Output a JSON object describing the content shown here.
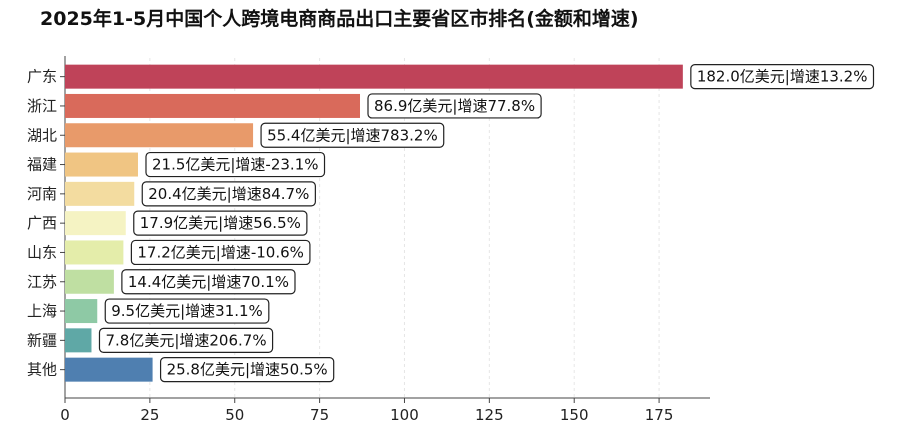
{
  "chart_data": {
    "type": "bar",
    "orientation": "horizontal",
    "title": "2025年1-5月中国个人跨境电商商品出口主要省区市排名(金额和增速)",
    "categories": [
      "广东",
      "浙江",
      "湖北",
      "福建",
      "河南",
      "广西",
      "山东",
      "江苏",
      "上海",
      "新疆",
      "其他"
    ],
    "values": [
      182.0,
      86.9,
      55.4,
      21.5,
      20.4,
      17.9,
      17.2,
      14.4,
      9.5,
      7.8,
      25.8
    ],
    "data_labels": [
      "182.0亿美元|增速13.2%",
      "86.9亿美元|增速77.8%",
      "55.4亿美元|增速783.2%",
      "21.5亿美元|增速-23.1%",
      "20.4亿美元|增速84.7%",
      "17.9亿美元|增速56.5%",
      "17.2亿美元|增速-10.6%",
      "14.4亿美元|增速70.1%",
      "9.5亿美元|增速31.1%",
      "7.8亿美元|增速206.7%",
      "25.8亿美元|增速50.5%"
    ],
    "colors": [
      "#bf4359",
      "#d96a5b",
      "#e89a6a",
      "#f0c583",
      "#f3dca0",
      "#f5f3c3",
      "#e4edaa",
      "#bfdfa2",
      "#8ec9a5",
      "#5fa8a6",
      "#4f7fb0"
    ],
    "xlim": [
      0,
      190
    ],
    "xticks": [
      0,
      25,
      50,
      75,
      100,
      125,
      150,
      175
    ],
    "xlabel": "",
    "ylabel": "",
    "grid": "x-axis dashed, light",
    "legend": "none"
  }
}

------------------------------------------------------------

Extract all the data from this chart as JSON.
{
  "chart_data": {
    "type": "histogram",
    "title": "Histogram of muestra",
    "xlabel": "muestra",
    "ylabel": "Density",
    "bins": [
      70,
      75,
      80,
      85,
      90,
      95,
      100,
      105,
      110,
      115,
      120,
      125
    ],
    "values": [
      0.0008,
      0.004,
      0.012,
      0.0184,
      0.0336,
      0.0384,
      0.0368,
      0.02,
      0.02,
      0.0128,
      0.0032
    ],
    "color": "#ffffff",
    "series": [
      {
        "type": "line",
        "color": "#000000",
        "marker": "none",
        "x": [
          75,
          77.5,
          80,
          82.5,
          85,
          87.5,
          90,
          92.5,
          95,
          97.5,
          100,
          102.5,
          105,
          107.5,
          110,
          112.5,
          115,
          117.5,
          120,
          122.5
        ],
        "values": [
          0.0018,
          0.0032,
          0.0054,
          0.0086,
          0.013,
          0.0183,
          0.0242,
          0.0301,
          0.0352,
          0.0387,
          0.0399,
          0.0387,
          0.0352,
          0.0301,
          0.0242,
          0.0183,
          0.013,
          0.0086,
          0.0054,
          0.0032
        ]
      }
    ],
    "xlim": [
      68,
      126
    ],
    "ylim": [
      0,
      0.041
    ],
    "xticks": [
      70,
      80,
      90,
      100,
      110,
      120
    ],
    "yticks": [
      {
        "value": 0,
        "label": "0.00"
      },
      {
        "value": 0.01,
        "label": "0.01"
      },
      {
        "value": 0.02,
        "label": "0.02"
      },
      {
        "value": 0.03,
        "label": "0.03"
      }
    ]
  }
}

------------------------------------------------------------

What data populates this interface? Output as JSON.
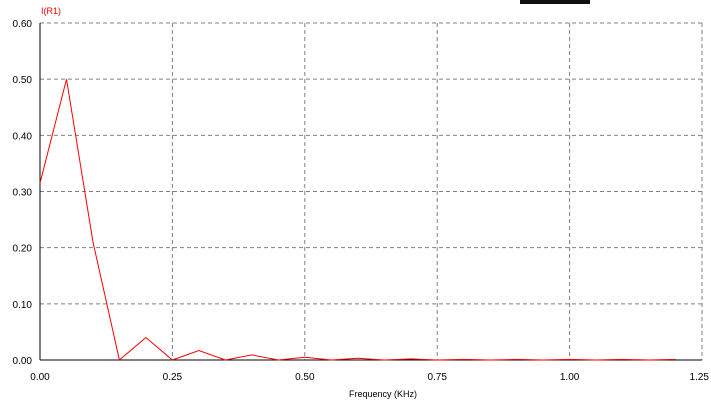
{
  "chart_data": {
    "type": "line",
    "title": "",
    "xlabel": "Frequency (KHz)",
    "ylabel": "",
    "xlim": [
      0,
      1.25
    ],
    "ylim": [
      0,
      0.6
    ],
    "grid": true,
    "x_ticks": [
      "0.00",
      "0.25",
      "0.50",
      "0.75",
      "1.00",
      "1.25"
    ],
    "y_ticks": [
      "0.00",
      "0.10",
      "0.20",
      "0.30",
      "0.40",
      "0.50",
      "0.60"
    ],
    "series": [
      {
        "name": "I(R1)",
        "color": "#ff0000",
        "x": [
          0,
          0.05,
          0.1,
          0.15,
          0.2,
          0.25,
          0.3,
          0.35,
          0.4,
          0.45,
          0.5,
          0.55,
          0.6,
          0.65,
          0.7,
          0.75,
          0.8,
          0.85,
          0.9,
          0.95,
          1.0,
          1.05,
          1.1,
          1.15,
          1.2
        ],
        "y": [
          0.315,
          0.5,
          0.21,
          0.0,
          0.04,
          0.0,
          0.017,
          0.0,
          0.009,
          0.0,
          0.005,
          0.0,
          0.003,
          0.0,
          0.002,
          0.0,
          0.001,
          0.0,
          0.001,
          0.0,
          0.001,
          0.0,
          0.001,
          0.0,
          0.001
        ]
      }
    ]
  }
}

------------------------------------------------------------

Look through the entries above and list every line containing "muestra".

Written solution:
    "title": "Histogram of muestra",
    "xlabel": "muestra",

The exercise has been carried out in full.